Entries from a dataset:
↓

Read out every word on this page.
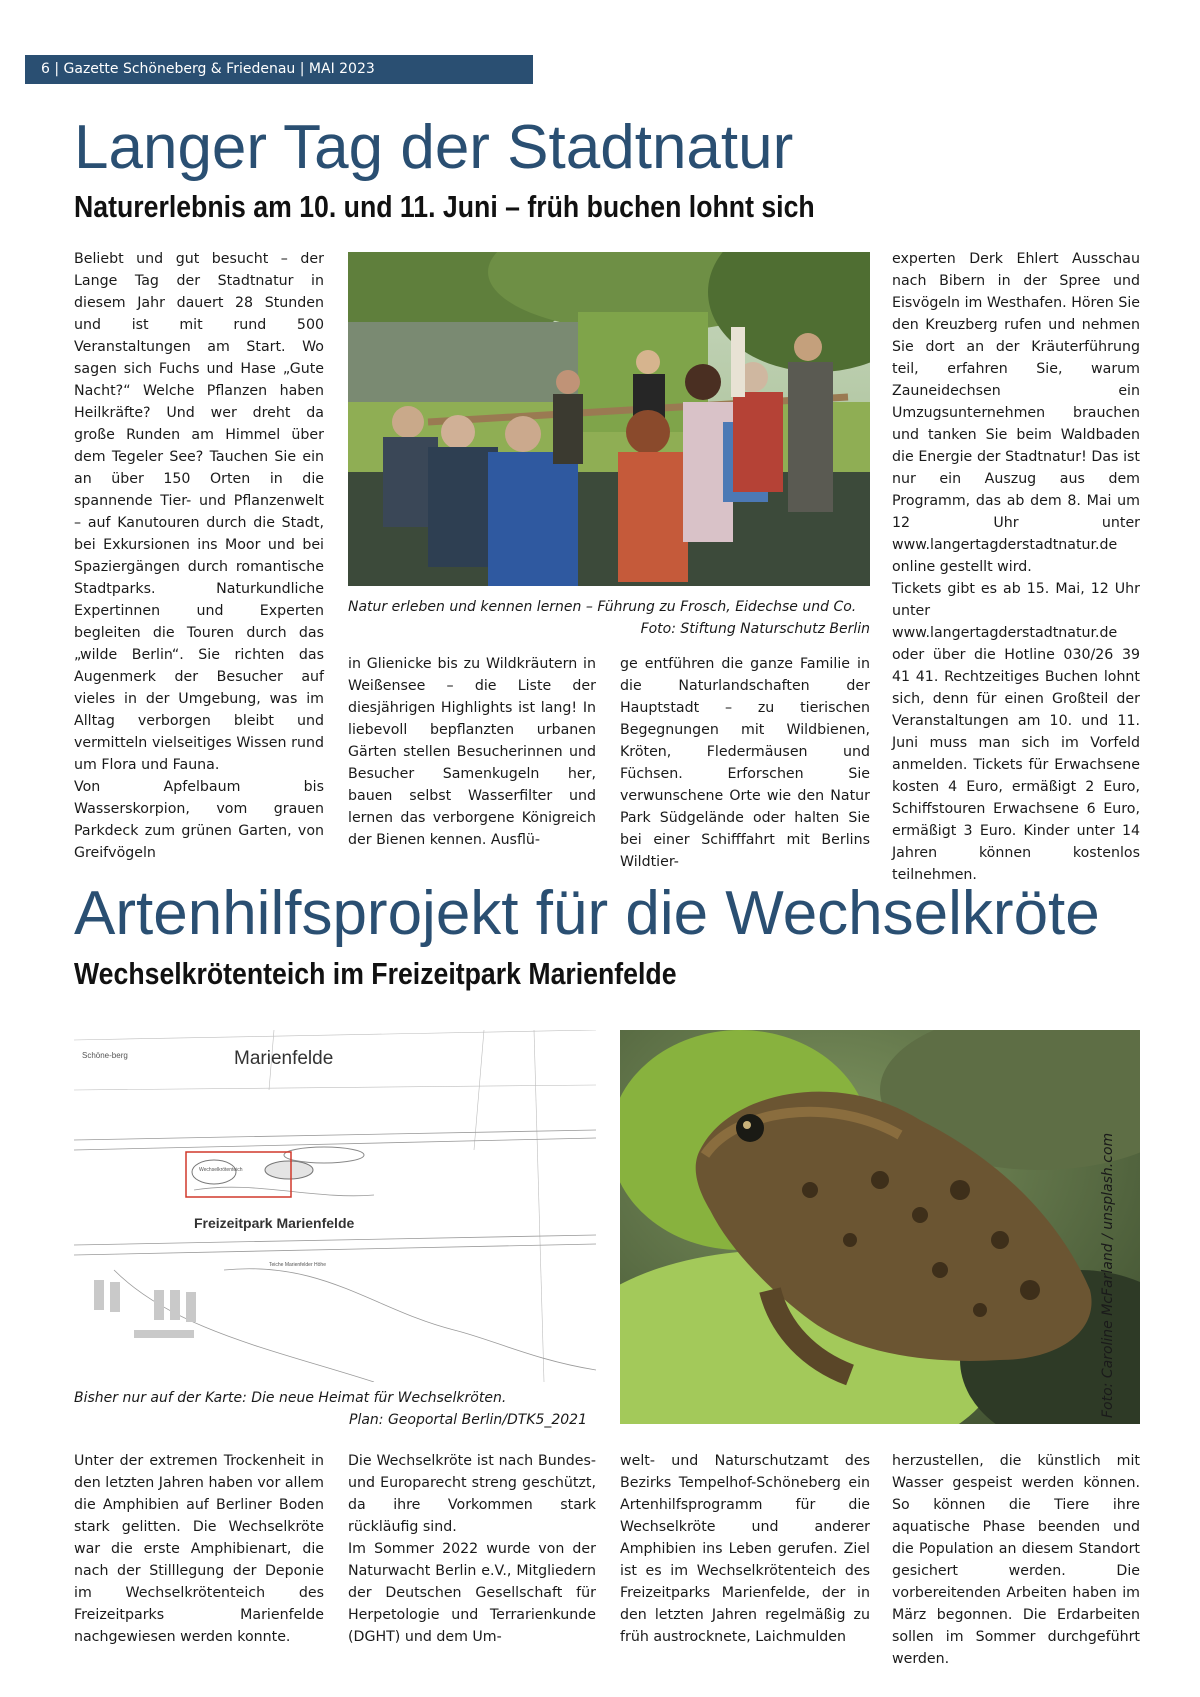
6 | Gazette Schöneberg & Friedenau | MAI 2023
Langer Tag der Stadtnatur
Naturerlebnis am 10. und 11. Juni – früh buchen lohnt sich

Beliebt und gut besucht – der Lange Tag der Stadtnatur in diesem Jahr dauert 28 Stunden und ist mit rund 500 Veranstaltungen am Start. Wo sagen sich Fuchs und Hase „Gute Nacht?“ Welche Pflanzen haben Heilkräfte? Und wer dreht da große Runden am Himmel über dem Tegeler See? Tauchen Sie ein an über 150 Orten in die spannende Tier- und Pflanzenwelt – auf Kanutouren durch die Stadt, bei Exkursionen ins Moor und bei Spaziergängen durch romantische Stadtparks. Naturkundliche Expertinnen und Experten begleiten die Touren durch das „wilde Berlin“. Sie richten das Augenmerk der Besucher auf vieles in der Umgebung, was im Alltag verborgen bleibt und vermitteln vielseitiges Wissen rund um Flora und Fauna.

Von Apfelbaum bis Wasserskorpion, vom grauen Parkdeck zum grünen Garten, von Greifvögeln

Natur erleben und kennen lernen – Führung zu Frosch, Eidechse und Co.
Foto: Stiftung Naturschutz Berlin

in Glienicke bis zu Wildkräutern in Weißensee – die Liste der diesjährigen Highlights ist lang! In liebevoll bepflanzten urbanen Gärten stellen Besucherinnen und Besucher Samenkugeln her, bauen selbst Wasserfilter und lernen das verborgene Königreich der Bienen kennen. Ausflü-

ge entführen die ganze Familie in die Naturlandschaften der Hauptstadt – zu tierischen Begegnungen mit Wildbienen, Kröten, Fledermäusen und Füchsen. Erforschen Sie verwunschene Orte wie den Natur Park Südgelände oder halten Sie bei einer Schifffahrt mit Berlins Wildtier-

experten Derk Ehlert Ausschau nach Bibern in der Spree und Eisvögeln im Westhafen. Hören Sie den Kreuzberg rufen und nehmen Sie dort an der Kräuterführung teil, erfahren Sie, warum Zauneidechsen ein Umzugsunternehmen brauchen und tanken Sie beim Waldbaden die Energie der Stadtnatur! Das ist nur ein Auszug aus dem Programm, das ab dem 8. Mai um 12 Uhr unter www.langertagderstadtnatur.de online gestellt wird.

Tickets gibt es ab 15. Mai, 12 Uhr unter www.langertagderstadtnatur.de oder über die Hotline 030/26 39 41 41. Rechtzeitiges Buchen lohnt sich, denn für einen Großteil der Veranstaltungen am 10. und 11. Juni muss man sich im Vorfeld anmelden. Tickets für Erwachsene kosten 4 Euro, ermäßigt 2 Euro, Schiffstouren Erwachsene 6 Euro, ermäßigt 3 Euro. Kinder unter 14 Jahren können kostenlos teilnehmen.

Artenhilfsprojekt für die Wechselkröte
Wechselkrötenteich im Freizeitpark Marienfelde
Marienfelde
Freizeitpark Marienfelde
Schöne-berg
Wechselkrötenteich
Teiche Marienfelder Höhe
Bisher nur auf der Karte: Die neue Heimat für Wechselkröten.
Plan: Geoportal Berlin/DTK5_2021
Foto: Caroline McFarland / unsplash.com

Unter der extremen Trockenheit in den letzten Jahren haben vor allem die Amphibien auf Berliner Boden stark gelitten. Die Wechselkröte war die erste Amphibienart, die nach der Stilllegung der Deponie im Wechselkrötenteich des Freizeitparks Marienfelde nachgewiesen werden konnte.

Die Wechselkröte ist nach Bundes- und Europarecht streng geschützt, da ihre Vorkommen stark rückläufig sind.

Im Sommer 2022 wurde von der Naturwacht Berlin e.V., Mitgliedern der Deutschen Gesellschaft für Herpetologie und Terrarienkunde (DGHT) und dem Um-

welt- und Naturschutzamt des Bezirks Tempelhof-Schöneberg ein Artenhilfsprogramm für die Wechselkröte und anderer Amphibien ins Leben gerufen. Ziel ist es im Wechselkrötenteich des Freizeitparks Marienfelde, der in den letzten Jahren regelmäßig zu früh austrocknete, Laichmulden

herzustellen, die künstlich mit Wasser gespeist werden können. So können die Tiere ihre aquatische Phase beenden und die Population an diesem Standort gesichert werden. Die vorbereitenden Arbeiten haben im März begonnen. Die Erdarbeiten sollen im Sommer durchgeführt werden.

↑

TASK TO COMPLETE: Restate the whole listing above exactly, please, omitting every image.

COMPLETED TASK:
Read out every word on this page.
6 | Gazette Schöneberg & Friedenau | MAI 2023
Langer Tag der Stadtnatur
Naturerlebnis am 10. und 11. Juni – früh buchen lohnt sich

Beliebt und gut besucht – der Lange Tag der Stadtnatur in diesem Jahr dauert 28 Stunden und ist mit rund 500 Veranstaltungen am Start. Wo sagen sich Fuchs und Hase „Gute Nacht?“ Welche Pflanzen haben Heilkräfte? Und wer dreht da große Runden am Himmel über dem Tegeler See? Tauchen Sie ein an über 150 Orten in die spannende Tier- und Pflanzenwelt – auf Kanutouren durch die Stadt, bei Exkursionen ins Moor und bei Spaziergängen durch romantische Stadtparks. Naturkundliche Expertinnen und Experten begleiten die Touren durch das „wilde Berlin“. Sie richten das Augenmerk der Besucher auf vieles in der Umgebung, was im Alltag verborgen bleibt und vermitteln vielseitiges Wissen rund um Flora und Fauna.

Von Apfelbaum bis Wasserskorpion, vom grauen Parkdeck zum grünen Garten, von Greifvögeln

Natur erleben und kennen lernen – Führung zu Frosch, Eidechse und Co.
Foto: Stiftung Naturschutz Berlin

in Glienicke bis zu Wildkräutern in Weißensee – die Liste der diesjährigen Highlights ist lang! In liebevoll bepflanzten urbanen Gärten stellen Besucherinnen und Besucher Samenkugeln her, bauen selbst Wasserfilter und lernen das verborgene Königreich der Bienen kennen. Ausflü-

ge entführen die ganze Familie in die Naturlandschaften der Hauptstadt – zu tierischen Begegnungen mit Wildbienen, Kröten, Fledermäusen und Füchsen. Erforschen Sie verwunschene Orte wie den Natur Park Südgelände oder halten Sie bei einer Schifffahrt mit Berlins Wildtier-

experten Derk Ehlert Ausschau nach Bibern in der Spree und Eisvögeln im Westhafen. Hören Sie den Kreuzberg rufen und nehmen Sie dort an der Kräuterführung teil, erfahren Sie, warum Zauneidechsen ein Umzugsunternehmen brauchen und tanken Sie beim Waldbaden die Energie der Stadtnatur! Das ist nur ein Auszug aus dem Programm, das ab dem 8. Mai um 12 Uhr unter www.langertagderstadtnatur.de online gestellt wird.

Tickets gibt es ab 15. Mai, 12 Uhr unter www.langertagderstadtnatur.de oder über die Hotline 030/26 39 41 41. Rechtzeitiges Buchen lohnt sich, denn für einen Großteil der Veranstaltungen am 10. und 11. Juni muss man sich im Vorfeld anmelden. Tickets für Erwachsene kosten 4 Euro, ermäßigt 2 Euro, Schiffstouren Erwachsene 6 Euro, ermäßigt 3 Euro. Kinder unter 14 Jahren können kostenlos teilnehmen.

Artenhilfsprojekt für die Wechselkröte
Wechselkrötenteich im Freizeitpark Marienfelde
Marienfelde
Freizeitpark Marienfelde
Schöne-berg
Wechselkrötenteich
Teiche Marienfelder Höhe
Bisher nur auf der Karte: Die neue Heimat für Wechselkröten.
Plan: Geoportal Berlin/DTK5_2021
Foto: Caroline McFarland / unsplash.com

Unter der extremen Trockenheit in den letzten Jahren haben vor allem die Amphibien auf Berliner Boden stark gelitten. Die Wechselkröte war die erste Amphibienart, die nach der Stilllegung der Deponie im Wechselkrötenteich des Freizeitparks Marienfelde nachgewiesen werden konnte.

Die Wechselkröte ist nach Bundes- und Europarecht streng geschützt, da ihre Vorkommen stark rückläufig sind.

Im Sommer 2022 wurde von der Naturwacht Berlin e.V., Mitgliedern der Deutschen Gesellschaft für Herpetologie und Terrarienkunde (DGHT) und dem Um-

welt- und Naturschutzamt des Bezirks Tempelhof-Schöneberg ein Artenhilfsprogramm für die Wechselkröte und anderer Amphibien ins Leben gerufen. Ziel ist es im Wechselkrötenteich des Freizeitparks Marienfelde, der in den letzten Jahren regelmäßig zu früh austrocknete, Laichmulden

herzustellen, die künstlich mit Wasser gespeist werden können. So können die Tiere ihre aquatische Phase beenden und die Population an diesem Standort gesichert werden. Die vorbereitenden Arbeiten haben im März begonnen. Die Erdarbeiten sollen im Sommer durchgeführt werden.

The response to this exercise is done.